### Entries supplied
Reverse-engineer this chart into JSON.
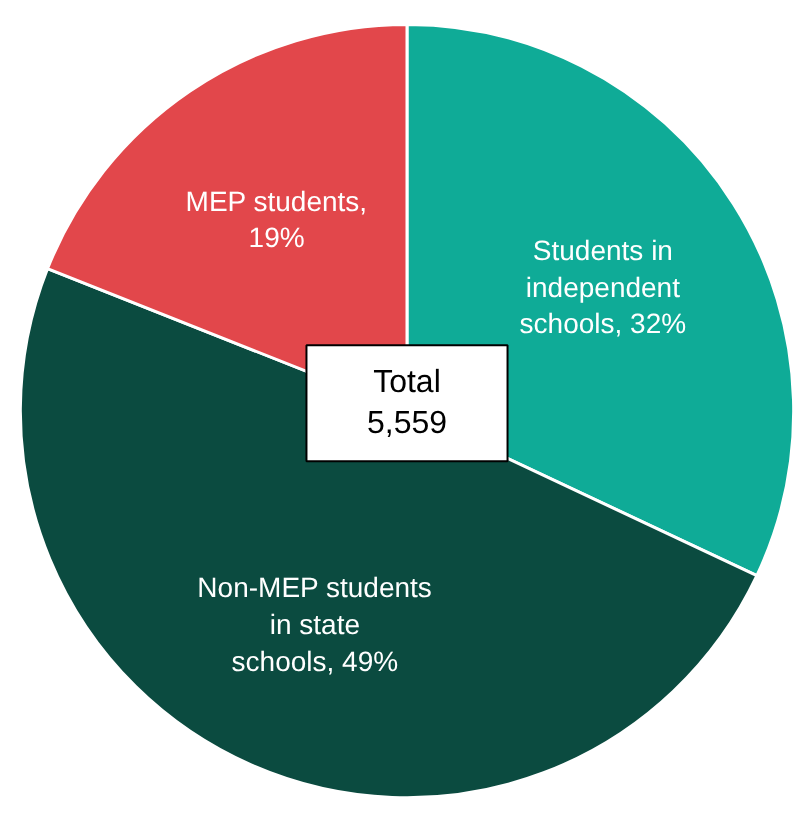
{
  "chart_data": {
    "type": "pie",
    "categories": [
      "Students in independent schools, 32%",
      "Non-MEP students in state schools, 49%",
      "MEP students, 19%"
    ],
    "values": [
      32,
      49,
      19
    ],
    "colors": [
      "#0fab97",
      "#0b4b40",
      "#e2474b"
    ],
    "annotations": [
      "Total 5,559"
    ]
  }
}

### Your objective
Repeat each record exactly as shown above, dropping all images.

### Expected output
Reverse-engineer this chart into JSON.
{
  "chart_data": {
    "type": "pie",
    "categories": [
      "Students in independent schools, 32%",
      "Non-MEP students in state schools, 49%",
      "MEP students, 19%"
    ],
    "values": [
      32,
      49,
      19
    ],
    "colors": [
      "#0fab97",
      "#0b4b40",
      "#e2474b"
    ],
    "annotations": [
      "Total 5,559"
    ]
  }
}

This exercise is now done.